WHAT TO PRODUCE >> Output exactly the lines from the line with "Give me a plain-text" through the end of the records below. Include nothing else.
++++ MATERIAL FOR THE TASK
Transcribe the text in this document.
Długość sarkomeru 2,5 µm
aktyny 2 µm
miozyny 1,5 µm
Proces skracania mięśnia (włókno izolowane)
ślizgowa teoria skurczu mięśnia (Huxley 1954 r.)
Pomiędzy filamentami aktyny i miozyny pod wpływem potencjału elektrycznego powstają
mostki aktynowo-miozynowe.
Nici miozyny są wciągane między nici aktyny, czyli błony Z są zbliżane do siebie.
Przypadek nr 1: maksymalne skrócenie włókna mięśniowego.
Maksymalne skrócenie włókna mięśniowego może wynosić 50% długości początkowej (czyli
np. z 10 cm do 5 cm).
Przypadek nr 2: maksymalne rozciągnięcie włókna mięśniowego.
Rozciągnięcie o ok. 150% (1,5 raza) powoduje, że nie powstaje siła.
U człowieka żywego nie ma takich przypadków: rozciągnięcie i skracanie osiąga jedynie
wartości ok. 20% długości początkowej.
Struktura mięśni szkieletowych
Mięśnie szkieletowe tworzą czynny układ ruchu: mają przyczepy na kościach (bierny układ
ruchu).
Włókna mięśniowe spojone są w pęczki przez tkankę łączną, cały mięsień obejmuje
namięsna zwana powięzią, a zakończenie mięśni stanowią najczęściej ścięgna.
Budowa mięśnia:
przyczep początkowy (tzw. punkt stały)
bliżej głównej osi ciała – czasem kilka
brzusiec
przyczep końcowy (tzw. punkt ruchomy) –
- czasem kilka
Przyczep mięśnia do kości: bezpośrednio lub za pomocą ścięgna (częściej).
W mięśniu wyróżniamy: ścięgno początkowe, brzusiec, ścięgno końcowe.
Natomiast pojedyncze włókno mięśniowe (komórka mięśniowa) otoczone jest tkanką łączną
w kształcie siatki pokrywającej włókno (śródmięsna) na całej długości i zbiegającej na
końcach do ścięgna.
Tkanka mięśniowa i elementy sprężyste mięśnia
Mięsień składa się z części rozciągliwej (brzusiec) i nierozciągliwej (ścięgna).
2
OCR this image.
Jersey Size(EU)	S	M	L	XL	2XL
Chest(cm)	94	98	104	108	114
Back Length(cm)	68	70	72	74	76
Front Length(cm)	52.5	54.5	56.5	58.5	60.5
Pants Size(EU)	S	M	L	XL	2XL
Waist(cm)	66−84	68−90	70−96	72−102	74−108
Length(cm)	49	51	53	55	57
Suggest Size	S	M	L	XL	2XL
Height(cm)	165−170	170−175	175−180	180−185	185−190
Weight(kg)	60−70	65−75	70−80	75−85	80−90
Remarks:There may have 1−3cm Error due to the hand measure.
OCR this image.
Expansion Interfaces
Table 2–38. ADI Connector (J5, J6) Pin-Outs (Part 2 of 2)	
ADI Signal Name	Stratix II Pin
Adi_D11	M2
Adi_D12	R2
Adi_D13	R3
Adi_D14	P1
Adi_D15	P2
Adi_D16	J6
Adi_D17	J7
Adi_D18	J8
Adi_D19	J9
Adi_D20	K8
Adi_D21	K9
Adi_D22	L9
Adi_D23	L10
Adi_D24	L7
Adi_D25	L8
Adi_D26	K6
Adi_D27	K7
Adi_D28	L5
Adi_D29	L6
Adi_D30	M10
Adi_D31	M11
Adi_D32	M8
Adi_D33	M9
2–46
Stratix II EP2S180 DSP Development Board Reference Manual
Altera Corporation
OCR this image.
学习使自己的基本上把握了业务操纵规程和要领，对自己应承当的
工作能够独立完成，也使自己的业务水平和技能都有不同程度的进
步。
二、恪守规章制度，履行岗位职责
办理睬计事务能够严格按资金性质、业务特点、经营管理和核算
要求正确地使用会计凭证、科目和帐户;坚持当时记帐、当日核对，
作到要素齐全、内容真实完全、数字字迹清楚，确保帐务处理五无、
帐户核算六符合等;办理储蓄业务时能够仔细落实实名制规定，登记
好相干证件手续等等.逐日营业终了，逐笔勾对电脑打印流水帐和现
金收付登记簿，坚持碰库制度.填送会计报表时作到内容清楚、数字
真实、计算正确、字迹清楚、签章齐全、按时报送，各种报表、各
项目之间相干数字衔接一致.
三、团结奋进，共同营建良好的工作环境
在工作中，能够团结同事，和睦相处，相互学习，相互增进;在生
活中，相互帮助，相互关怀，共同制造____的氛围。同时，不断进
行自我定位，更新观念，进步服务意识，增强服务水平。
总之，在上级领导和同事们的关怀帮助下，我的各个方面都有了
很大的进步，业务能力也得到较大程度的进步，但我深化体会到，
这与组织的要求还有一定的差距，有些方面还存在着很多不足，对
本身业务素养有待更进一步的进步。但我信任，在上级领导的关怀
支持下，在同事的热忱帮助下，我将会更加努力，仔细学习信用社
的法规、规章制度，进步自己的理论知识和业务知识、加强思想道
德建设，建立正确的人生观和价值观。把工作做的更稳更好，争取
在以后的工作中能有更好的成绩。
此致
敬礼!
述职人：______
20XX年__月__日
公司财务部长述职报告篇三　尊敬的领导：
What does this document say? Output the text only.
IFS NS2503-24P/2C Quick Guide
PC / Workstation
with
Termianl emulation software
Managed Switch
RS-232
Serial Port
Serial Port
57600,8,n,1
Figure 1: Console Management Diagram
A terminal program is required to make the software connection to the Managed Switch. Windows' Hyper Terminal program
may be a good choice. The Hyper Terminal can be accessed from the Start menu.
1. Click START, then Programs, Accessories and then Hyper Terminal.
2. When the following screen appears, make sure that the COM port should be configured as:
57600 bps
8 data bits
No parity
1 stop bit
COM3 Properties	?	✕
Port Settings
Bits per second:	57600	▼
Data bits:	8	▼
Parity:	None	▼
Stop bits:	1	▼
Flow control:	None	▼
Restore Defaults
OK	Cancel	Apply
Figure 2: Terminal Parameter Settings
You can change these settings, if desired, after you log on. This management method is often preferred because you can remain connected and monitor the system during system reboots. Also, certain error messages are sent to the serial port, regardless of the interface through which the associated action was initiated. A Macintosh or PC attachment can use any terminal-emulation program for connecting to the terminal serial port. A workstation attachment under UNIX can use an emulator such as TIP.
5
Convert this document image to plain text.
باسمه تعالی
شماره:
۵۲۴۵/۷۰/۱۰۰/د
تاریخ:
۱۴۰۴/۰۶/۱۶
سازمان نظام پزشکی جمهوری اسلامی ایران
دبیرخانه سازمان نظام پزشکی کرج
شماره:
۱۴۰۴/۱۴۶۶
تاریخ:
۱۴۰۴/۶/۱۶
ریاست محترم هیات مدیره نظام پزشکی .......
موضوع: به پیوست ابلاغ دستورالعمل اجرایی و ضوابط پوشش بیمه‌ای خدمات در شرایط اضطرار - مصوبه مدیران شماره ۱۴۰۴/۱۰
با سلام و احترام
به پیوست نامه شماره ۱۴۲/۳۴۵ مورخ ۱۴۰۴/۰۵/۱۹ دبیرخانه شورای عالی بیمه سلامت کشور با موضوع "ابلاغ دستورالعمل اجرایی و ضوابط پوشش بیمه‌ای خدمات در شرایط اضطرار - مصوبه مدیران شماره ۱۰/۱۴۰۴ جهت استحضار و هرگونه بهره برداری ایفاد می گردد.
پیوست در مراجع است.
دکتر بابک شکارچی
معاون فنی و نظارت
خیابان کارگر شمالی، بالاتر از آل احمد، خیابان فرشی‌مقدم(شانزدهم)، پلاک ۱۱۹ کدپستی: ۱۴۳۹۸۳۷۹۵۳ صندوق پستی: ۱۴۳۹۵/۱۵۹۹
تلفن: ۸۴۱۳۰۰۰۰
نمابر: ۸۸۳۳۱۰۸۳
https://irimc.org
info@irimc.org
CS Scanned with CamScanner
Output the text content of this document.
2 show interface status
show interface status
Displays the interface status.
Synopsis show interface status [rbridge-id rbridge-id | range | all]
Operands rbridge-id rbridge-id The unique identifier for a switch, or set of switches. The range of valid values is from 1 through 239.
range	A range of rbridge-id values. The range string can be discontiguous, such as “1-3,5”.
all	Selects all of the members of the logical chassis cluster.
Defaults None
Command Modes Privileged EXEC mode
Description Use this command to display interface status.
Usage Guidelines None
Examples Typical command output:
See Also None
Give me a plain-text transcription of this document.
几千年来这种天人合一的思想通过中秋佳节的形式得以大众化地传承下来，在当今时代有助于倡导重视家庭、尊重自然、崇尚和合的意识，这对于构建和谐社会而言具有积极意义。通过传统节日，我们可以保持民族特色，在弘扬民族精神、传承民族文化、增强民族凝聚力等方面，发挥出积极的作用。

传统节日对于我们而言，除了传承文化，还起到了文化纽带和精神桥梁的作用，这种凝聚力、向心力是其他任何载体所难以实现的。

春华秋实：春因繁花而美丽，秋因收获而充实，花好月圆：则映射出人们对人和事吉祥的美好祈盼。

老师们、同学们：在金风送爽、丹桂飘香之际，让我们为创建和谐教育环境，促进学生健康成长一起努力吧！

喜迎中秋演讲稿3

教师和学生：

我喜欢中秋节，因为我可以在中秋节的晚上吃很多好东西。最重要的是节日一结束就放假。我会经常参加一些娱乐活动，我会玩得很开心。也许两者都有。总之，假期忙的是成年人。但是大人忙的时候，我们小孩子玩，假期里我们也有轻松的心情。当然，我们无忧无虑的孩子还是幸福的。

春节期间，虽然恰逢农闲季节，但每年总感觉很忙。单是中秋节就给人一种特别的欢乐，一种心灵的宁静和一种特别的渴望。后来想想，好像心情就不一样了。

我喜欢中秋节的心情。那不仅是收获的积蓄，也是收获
++++++++
SOLUTION TO THIS PROBLEM >>
Give me a plain-text transcription of this document.
几千年来这种天人合一的思想通过中秋佳节的形式得以大众化地传承下来，在当今时代有助于倡导重视家庭、尊重自然、崇尚和合的意识，这对于构建和谐社会而言具有积极意义。通过传统节日，我们可以保持民族特色，在弘扬民族精神、传承民族文化、增强民族凝聚力等方面，发挥出积极的作用。

传统节日对于我们而言，除了传承文化，还起到了文化纽带和精神桥梁的作用，这种凝聚力、向心力是其他任何载体所难以实现的。

春华秋实：春因繁花而美丽，秋因收获而充实，花好月圆：则映射出人们对人和事吉祥的美好祈盼。

老师们、同学们：在金风送爽、丹桂飘香之际，让我们为创建和谐教育环境，促进学生健康成长一起努力吧！

喜迎中秋演讲稿3

教师和学生：

我喜欢中秋节，因为我可以在中秋节的晚上吃很多好东西。最重要的是节日一结束就放假。我会经常参加一些娱乐活动，我会玩得很开心。也许两者都有。总之，假期忙的是成年人。但是大人忙的时候，我们小孩子玩，假期里我们也有轻松的心情。当然，我们无忧无虑的孩子还是幸福的。

春节期间，虽然恰逢农闲季节，但每年总感觉很忙。单是中秋节就给人一种特别的欢乐，一种心灵的宁静和一种特别的渴望。后来想想，好像心情就不一样了。

我喜欢中秋节的心情。那不仅是收获的积蓄，也是收获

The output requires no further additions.